TASK GOAL >>
Output the data below in full, byte for byte. Nothing may differ.

--- start EXERCISE DATA ---

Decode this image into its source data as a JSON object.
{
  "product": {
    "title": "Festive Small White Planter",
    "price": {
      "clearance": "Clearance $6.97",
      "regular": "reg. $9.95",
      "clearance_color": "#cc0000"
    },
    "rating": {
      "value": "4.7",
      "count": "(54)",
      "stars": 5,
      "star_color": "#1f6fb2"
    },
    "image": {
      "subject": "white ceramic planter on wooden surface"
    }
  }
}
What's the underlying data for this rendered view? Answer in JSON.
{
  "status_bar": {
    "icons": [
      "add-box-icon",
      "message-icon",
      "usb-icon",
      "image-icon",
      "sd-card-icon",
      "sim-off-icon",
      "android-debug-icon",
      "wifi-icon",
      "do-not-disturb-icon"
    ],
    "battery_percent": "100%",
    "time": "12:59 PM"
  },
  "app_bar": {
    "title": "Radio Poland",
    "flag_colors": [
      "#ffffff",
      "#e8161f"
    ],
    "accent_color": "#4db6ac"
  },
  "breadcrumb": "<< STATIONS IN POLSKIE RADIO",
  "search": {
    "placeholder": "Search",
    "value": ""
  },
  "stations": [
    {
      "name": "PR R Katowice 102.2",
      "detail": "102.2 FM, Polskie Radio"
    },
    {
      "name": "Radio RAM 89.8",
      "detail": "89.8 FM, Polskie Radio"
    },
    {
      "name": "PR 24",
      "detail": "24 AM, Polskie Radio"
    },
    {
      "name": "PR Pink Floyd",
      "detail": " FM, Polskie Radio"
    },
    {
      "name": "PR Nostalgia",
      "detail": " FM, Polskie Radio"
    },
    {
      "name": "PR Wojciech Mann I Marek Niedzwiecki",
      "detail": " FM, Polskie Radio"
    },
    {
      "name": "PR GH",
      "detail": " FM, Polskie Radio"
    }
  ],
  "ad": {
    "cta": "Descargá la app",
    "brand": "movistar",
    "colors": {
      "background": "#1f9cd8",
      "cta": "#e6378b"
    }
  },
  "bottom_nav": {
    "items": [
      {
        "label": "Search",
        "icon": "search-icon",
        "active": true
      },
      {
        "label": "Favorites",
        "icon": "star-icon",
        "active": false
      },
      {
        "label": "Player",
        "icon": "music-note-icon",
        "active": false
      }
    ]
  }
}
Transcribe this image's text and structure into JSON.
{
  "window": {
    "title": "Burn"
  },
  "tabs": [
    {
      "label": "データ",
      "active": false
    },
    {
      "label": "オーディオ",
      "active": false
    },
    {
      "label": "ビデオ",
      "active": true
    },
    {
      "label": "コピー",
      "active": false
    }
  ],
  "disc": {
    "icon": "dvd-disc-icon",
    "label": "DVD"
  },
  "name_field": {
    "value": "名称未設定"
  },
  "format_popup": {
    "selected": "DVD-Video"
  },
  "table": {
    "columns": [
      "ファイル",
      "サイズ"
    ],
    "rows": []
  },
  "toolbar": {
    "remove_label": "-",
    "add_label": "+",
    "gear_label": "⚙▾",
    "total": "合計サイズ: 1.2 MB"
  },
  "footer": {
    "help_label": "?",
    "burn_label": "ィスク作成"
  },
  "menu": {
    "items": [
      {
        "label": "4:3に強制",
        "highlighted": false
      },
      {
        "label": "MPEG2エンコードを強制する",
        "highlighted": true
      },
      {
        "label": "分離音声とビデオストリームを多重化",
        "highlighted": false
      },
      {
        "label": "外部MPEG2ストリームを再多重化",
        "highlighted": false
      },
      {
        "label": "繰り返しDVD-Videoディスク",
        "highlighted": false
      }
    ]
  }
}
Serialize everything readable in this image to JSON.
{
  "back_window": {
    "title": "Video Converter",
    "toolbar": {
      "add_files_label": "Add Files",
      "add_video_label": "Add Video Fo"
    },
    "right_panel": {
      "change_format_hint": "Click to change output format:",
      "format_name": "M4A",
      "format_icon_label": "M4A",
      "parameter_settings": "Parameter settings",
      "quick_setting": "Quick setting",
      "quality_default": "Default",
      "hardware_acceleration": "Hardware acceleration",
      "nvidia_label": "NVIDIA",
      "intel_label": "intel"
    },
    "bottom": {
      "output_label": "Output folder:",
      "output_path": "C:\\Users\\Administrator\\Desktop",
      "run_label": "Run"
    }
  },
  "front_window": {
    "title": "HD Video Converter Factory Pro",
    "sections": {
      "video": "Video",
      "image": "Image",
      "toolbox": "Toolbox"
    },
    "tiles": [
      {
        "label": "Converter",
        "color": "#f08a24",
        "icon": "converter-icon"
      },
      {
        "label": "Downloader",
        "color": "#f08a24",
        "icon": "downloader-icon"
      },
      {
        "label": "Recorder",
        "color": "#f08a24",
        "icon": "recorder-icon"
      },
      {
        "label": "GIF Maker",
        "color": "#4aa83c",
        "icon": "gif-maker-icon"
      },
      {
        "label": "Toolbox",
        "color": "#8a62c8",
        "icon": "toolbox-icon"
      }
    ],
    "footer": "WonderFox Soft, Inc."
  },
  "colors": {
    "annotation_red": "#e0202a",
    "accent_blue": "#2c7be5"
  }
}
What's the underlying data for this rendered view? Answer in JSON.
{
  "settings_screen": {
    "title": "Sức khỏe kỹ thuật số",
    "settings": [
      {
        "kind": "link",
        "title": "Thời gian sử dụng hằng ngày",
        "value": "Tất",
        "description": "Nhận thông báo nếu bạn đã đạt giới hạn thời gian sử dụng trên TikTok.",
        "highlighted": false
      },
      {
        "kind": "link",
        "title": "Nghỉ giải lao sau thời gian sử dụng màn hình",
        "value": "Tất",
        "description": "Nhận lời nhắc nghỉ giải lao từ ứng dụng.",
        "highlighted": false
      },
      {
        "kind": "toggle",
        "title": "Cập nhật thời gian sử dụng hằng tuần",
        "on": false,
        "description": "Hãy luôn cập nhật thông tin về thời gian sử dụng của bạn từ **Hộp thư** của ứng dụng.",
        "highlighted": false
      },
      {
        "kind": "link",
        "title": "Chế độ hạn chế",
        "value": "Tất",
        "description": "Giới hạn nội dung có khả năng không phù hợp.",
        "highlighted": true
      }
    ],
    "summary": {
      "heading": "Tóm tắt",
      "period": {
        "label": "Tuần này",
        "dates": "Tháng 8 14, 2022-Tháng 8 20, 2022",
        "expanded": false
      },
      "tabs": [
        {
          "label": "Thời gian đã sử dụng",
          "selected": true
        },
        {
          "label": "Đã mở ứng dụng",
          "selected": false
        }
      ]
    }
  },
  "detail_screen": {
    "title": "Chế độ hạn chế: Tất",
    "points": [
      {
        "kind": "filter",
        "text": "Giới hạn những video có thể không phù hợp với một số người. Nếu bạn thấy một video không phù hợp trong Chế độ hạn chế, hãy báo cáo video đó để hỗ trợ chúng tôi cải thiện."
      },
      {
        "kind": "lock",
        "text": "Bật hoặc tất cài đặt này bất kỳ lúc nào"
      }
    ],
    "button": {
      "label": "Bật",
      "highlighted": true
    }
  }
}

--- end EXERCISE DATA ---

THE OUTPUT >>
Decode this image into its source data as a JSON object.
{
  "product": {
    "title": "Festive Small White Planter",
    "price": {
      "clearance": "Clearance $6.97",
      "regular": "reg. $9.95",
      "clearance_color": "#cc0000"
    },
    "rating": {
      "value": "4.7",
      "count": "(54)",
      "stars": 5,
      "star_color": "#1f6fb2"
    },
    "image": {
      "subject": "white ceramic planter on wooden surface"
    }
  }
}
What's the underlying data for this rendered view? Answer in JSON.
{
  "status_bar": {
    "icons": [
      "add-box-icon",
      "message-icon",
      "usb-icon",
      "image-icon",
      "sd-card-icon",
      "sim-off-icon",
      "android-debug-icon",
      "wifi-icon",
      "do-not-disturb-icon"
    ],
    "battery_percent": "100%",
    "time": "12:59 PM"
  },
  "app_bar": {
    "title": "Radio Poland",
    "flag_colors": [
      "#ffffff",
      "#e8161f"
    ],
    "accent_color": "#4db6ac"
  },
  "breadcrumb": "<< STATIONS IN POLSKIE RADIO",
  "search": {
    "placeholder": "Search",
    "value": ""
  },
  "stations": [
    {
      "name": "PR R Katowice 102.2",
      "detail": "102.2 FM, Polskie Radio"
    },
    {
      "name": "Radio RAM 89.8",
      "detail": "89.8 FM, Polskie Radio"
    },
    {
      "name": "PR 24",
      "detail": "24 AM, Polskie Radio"
    },
    {
      "name": "PR Pink Floyd",
      "detail": " FM, Polskie Radio"
    },
    {
      "name": "PR Nostalgia",
      "detail": " FM, Polskie Radio"
    },
    {
      "name": "PR Wojciech Mann I Marek Niedzwiecki",
      "detail": " FM, Polskie Radio"
    },
    {
      "name": "PR GH",
      "detail": " FM, Polskie Radio"
    }
  ],
  "ad": {
    "cta": "Descargá la app",
    "brand": "movistar",
    "colors": {
      "background": "#1f9cd8",
      "cta": "#e6378b"
    }
  },
  "bottom_nav": {
    "items": [
      {
        "label": "Search",
        "icon": "search-icon",
        "active": true
      },
      {
        "label": "Favorites",
        "icon": "star-icon",
        "active": false
      },
      {
        "label": "Player",
        "icon": "music-note-icon",
        "active": false
      }
    ]
  }
}
Transcribe this image's text and structure into JSON.
{
  "window": {
    "title": "Burn"
  },
  "tabs": [
    {
      "label": "データ",
      "active": false
    },
    {
      "label": "オーディオ",
      "active": false
    },
    {
      "label": "ビデオ",
      "active": true
    },
    {
      "label": "コピー",
      "active": false
    }
  ],
  "disc": {
    "icon": "dvd-disc-icon",
    "label": "DVD"
  },
  "name_field": {
    "value": "名称未設定"
  },
  "format_popup": {
    "selected": "DVD-Video"
  },
  "table": {
    "columns": [
      "ファイル",
      "サイズ"
    ],
    "rows": []
  },
  "toolbar": {
    "remove_label": "-",
    "add_label": "+",
    "gear_label": "⚙▾",
    "total": "合計サイズ: 1.2 MB"
  },
  "footer": {
    "help_label": "?",
    "burn_label": "ィスク作成"
  },
  "menu": {
    "items": [
      {
        "label": "4:3に強制",
        "highlighted": false
      },
      {
        "label": "MPEG2エンコードを強制する",
        "highlighted": true
      },
      {
        "label": "分離音声とビデオストリームを多重化",
        "highlighted": false
      },
      {
        "label": "外部MPEG2ストリームを再多重化",
        "highlighted": false
      },
      {
        "label": "繰り返しDVD-Videoディスク",
        "highlighted": false
      }
    ]
  }
}
Serialize everything readable in this image to JSON.
{
  "back_window": {
    "title": "Video Converter",
    "toolbar": {
      "add_files_label": "Add Files",
      "add_video_label": "Add Video Fo"
    },
    "right_panel": {
      "change_format_hint": "Click to change output format:",
      "format_name": "M4A",
      "format_icon_label": "M4A",
      "parameter_settings": "Parameter settings",
      "quick_setting": "Quick setting",
      "quality_default": "Default",
      "hardware_acceleration": "Hardware acceleration",
      "nvidia_label": "NVIDIA",
      "intel_label": "intel"
    },
    "bottom": {
      "output_label": "Output folder:",
      "output_path": "C:\\Users\\Administrator\\Desktop",
      "run_label": "Run"
    }
  },
  "front_window": {
    "title": "HD Video Converter Factory Pro",
    "sections": {
      "video": "Video",
      "image": "Image",
      "toolbox": "Toolbox"
    },
    "tiles": [
      {
        "label": "Converter",
        "color": "#f08a24",
        "icon": "converter-icon"
      },
      {
        "label": "Downloader",
        "color": "#f08a24",
        "icon": "downloader-icon"
      },
      {
        "label": "Recorder",
        "color": "#f08a24",
        "icon": "recorder-icon"
      },
      {
        "label": "GIF Maker",
        "color": "#4aa83c",
        "icon": "gif-maker-icon"
      },
      {
        "label": "Toolbox",
        "color": "#8a62c8",
        "icon": "toolbox-icon"
      }
    ],
    "footer": "WonderFox Soft, Inc."
  },
  "colors": {
    "annotation_red": "#e0202a",
    "accent_blue": "#2c7be5"
  }
}
What's the underlying data for this rendered view? Answer in JSON.
{
  "settings_screen": {
    "title": "Sức khỏe kỹ thuật số",
    "settings": [
      {
        "kind": "link",
        "title": "Thời gian sử dụng hằng ngày",
        "value": "Tất",
        "description": "Nhận thông báo nếu bạn đã đạt giới hạn thời gian sử dụng trên TikTok.",
        "highlighted": false
      },
      {
        "kind": "link",
        "title": "Nghỉ giải lao sau thời gian sử dụng màn hình",
        "value": "Tất",
        "description": "Nhận lời nhắc nghỉ giải lao từ ứng dụng.",
        "highlighted": false
      },
      {
        "kind": "toggle",
        "title": "Cập nhật thời gian sử dụng hằng tuần",
        "on": false,
        "description": "Hãy luôn cập nhật thông tin về thời gian sử dụng của bạn từ **Hộp thư** của ứng dụng.",
        "highlighted": false
      },
      {
        "kind": "link",
        "title": "Chế độ hạn chế",
        "value": "Tất",
        "description": "Giới hạn nội dung có khả năng không phù hợp.",
        "highlighted": true
      }
    ],
    "summary": {
      "heading": "Tóm tắt",
      "period": {
        "label": "Tuần này",
        "dates": "Tháng 8 14, 2022-Tháng 8 20, 2022",
        "expanded": false
      },
      "tabs": [
        {
          "label": "Thời gian đã sử dụng",
          "selected": true
        },
        {
          "label": "Đã mở ứng dụng",
          "selected": false
        }
      ]
    }
  },
  "detail_screen": {
    "title": "Chế độ hạn chế: Tất",
    "points": [
      {
        "kind": "filter",
        "text": "Giới hạn những video có thể không phù hợp với một số người. Nếu bạn thấy một video không phù hợp trong Chế độ hạn chế, hãy báo cáo video đó để hỗ trợ chúng tôi cải thiện."
      },
      {
        "kind": "lock",
        "text": "Bật hoặc tất cài đặt này bất kỳ lúc nào"
      }
    ],
    "button": {
      "label": "Bật",
      "highlighted": true
    }
  }
}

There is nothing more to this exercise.